- Available data:
▶

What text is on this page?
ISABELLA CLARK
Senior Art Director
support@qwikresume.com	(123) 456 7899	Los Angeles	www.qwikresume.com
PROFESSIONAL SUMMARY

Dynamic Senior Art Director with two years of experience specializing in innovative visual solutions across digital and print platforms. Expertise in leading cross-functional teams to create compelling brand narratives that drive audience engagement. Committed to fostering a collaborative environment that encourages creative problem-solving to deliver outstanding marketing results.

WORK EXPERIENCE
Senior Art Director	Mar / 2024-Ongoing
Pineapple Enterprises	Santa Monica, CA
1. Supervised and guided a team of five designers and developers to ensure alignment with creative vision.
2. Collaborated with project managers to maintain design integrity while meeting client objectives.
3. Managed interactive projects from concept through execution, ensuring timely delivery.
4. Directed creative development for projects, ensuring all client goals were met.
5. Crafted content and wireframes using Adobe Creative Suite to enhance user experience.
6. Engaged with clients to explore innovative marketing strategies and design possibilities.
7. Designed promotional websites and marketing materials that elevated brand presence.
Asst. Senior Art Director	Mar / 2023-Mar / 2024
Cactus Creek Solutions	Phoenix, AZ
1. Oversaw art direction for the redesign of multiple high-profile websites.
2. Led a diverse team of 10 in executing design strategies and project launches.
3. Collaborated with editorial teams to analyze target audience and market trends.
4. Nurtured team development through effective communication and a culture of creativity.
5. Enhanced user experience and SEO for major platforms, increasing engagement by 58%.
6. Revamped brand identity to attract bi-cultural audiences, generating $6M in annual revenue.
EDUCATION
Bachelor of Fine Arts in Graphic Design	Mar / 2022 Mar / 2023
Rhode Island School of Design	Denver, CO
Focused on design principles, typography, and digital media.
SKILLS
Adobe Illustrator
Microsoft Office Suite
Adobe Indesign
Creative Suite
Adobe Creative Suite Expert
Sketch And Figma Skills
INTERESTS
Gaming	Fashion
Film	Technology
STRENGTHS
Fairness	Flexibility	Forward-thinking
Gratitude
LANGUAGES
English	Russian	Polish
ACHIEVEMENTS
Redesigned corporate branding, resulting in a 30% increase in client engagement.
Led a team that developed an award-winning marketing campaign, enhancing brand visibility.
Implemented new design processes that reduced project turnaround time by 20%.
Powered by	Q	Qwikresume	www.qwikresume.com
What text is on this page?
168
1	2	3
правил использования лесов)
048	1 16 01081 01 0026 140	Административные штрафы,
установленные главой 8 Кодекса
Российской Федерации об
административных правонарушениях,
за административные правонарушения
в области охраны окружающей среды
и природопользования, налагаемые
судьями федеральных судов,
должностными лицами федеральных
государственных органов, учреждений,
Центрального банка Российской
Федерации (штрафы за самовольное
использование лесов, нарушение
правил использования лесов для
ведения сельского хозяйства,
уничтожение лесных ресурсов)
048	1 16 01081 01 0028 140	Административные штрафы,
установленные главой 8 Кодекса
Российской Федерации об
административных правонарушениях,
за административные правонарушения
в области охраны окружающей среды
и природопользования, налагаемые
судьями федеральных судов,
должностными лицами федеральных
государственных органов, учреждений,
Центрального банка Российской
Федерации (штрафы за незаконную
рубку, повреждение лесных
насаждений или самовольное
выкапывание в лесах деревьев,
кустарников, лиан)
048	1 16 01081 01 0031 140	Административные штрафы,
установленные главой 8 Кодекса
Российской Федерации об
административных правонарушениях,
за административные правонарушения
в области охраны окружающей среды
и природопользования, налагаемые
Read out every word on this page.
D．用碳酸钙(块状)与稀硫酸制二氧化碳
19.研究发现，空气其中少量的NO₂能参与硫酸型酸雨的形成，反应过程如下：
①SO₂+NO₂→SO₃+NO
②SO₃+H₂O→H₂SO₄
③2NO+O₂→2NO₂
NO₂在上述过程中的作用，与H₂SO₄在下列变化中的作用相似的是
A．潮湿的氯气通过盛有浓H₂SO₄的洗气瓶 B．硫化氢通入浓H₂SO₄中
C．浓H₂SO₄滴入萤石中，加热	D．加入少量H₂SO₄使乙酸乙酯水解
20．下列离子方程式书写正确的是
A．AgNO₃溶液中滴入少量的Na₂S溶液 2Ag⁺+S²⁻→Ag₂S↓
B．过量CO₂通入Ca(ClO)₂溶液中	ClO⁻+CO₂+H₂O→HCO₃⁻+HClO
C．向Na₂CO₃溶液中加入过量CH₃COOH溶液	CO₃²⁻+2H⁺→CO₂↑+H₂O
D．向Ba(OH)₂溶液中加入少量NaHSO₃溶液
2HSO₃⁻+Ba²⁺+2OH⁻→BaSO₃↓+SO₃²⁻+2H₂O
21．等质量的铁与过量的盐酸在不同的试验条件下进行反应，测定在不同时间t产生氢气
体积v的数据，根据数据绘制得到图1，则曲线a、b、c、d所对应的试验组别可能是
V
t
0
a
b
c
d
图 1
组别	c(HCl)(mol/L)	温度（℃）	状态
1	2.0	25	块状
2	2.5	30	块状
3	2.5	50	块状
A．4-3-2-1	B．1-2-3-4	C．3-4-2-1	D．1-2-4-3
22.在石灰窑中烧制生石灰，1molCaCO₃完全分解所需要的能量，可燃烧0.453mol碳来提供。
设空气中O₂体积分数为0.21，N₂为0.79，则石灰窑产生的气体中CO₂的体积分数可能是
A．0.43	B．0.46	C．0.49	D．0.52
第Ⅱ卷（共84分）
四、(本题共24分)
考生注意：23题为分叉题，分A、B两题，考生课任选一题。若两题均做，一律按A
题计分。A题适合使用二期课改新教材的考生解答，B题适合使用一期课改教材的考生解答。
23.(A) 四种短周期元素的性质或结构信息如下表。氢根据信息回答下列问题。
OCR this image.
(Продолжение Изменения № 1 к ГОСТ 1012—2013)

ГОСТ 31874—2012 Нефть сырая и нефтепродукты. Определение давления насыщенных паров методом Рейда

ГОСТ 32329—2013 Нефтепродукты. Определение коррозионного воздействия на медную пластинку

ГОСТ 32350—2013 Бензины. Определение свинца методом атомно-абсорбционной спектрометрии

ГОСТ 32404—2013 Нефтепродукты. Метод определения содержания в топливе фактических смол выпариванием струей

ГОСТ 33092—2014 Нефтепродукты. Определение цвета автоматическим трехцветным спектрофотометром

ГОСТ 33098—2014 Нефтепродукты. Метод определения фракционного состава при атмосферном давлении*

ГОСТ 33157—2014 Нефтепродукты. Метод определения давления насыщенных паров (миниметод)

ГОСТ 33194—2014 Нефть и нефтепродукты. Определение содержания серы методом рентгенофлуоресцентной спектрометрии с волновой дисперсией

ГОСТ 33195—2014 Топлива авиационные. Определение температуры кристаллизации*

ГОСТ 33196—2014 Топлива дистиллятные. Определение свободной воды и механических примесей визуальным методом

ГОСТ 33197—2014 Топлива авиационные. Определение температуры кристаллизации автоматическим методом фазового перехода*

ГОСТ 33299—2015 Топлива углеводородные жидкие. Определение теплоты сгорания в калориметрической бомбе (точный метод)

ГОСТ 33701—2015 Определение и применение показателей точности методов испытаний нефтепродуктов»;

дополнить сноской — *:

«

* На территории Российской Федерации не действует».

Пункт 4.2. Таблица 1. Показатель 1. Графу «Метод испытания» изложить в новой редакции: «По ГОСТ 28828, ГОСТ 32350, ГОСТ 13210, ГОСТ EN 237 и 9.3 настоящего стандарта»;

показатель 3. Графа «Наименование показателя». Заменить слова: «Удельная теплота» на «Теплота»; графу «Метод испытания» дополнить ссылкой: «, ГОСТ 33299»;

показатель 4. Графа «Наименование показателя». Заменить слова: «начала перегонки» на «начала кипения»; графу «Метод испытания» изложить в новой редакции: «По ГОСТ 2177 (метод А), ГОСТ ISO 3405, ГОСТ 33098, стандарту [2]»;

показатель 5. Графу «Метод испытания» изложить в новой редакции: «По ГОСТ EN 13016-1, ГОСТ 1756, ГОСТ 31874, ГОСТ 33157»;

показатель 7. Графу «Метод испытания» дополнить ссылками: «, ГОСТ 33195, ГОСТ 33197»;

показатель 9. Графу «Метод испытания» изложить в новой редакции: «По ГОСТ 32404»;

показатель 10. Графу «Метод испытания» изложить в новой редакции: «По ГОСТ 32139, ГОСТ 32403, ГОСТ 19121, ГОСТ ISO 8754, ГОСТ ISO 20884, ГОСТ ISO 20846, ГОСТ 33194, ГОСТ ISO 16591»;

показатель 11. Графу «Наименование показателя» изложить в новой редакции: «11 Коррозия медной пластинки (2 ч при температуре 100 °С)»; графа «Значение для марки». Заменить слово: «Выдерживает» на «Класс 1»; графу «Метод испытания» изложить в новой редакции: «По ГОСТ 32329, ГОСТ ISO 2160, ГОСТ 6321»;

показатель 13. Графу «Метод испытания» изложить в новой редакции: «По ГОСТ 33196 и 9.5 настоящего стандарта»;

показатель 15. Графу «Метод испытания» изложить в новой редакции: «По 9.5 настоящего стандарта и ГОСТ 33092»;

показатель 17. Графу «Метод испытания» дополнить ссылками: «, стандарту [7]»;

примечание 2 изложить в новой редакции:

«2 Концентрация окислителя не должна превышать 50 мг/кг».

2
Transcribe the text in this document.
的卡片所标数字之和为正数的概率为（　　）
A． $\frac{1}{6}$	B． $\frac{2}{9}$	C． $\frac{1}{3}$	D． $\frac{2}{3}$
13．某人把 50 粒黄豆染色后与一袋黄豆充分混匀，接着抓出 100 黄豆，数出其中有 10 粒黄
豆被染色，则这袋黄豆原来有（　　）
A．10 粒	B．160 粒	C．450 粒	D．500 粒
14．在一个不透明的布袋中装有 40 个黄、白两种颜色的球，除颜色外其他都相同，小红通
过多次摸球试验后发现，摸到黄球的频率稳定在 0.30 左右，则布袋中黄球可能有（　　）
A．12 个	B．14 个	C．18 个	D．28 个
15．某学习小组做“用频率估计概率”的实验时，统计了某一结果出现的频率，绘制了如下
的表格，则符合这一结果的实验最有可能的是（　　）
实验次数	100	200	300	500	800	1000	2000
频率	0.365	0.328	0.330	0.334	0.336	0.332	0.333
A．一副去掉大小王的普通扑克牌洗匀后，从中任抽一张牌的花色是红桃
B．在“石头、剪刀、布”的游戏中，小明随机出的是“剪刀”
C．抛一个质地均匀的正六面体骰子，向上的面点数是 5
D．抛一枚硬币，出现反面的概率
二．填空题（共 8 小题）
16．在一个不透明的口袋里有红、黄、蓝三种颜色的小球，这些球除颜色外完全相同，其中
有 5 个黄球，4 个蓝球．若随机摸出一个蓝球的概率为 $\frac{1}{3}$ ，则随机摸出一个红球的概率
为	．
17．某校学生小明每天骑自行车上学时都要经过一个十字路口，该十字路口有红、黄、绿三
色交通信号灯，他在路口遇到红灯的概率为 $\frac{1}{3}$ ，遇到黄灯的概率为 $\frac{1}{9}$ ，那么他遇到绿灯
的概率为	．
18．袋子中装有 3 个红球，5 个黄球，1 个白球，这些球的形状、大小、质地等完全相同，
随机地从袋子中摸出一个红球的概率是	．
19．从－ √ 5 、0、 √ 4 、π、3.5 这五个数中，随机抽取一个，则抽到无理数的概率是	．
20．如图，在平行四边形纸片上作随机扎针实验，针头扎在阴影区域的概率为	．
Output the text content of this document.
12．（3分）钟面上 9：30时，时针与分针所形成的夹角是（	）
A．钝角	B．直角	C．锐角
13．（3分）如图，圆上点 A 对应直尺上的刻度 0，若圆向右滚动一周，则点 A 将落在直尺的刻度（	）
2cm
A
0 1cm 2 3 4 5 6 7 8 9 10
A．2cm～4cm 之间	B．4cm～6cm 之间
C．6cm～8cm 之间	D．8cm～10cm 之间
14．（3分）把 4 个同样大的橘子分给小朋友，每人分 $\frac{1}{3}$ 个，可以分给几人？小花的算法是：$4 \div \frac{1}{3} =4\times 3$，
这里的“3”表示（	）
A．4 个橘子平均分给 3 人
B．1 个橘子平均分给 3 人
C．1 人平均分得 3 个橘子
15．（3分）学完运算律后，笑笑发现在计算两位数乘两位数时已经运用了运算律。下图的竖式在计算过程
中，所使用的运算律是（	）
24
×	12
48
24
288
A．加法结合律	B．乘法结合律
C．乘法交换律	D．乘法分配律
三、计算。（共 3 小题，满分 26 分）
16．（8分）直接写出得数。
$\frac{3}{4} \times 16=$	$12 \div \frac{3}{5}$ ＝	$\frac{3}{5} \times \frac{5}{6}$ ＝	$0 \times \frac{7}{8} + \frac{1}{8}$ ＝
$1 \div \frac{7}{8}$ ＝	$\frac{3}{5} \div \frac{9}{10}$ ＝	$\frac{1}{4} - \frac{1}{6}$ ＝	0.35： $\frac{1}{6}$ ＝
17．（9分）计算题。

◀

- Written exercise: List every line from the entries above in which "лесных" appears.

- Solution to the exercise:
уничтожение лесных ресурсов)
рубку, повреждение лесных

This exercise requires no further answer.